[Chart and figure data]
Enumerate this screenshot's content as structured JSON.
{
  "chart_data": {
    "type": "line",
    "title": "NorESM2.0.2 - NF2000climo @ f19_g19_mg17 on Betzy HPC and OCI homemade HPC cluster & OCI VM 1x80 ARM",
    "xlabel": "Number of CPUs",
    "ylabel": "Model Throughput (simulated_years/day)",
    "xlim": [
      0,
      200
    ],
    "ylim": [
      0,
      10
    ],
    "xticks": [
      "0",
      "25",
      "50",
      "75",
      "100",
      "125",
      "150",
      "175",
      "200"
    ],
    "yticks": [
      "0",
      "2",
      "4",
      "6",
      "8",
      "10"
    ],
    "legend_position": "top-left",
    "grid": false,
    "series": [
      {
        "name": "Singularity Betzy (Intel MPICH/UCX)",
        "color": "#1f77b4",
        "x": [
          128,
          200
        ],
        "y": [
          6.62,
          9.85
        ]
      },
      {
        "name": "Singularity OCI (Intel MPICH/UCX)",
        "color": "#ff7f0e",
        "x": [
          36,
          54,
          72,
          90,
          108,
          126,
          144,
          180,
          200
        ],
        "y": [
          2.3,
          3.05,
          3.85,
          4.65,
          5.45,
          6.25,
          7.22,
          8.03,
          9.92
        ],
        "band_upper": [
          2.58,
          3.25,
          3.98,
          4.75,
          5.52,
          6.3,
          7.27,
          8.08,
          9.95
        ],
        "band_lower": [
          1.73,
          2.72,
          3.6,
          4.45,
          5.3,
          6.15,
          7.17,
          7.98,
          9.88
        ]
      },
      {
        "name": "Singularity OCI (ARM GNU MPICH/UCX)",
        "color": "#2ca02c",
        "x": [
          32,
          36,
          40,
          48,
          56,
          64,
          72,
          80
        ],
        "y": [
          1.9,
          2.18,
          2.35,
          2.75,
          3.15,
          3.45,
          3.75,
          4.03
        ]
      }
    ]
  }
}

» **SHORT PROBLEM**:
What is the number of lines above that hold the string "Singularity"? Answer with that number alone.

» **EXERCISE SOLUTION**:
3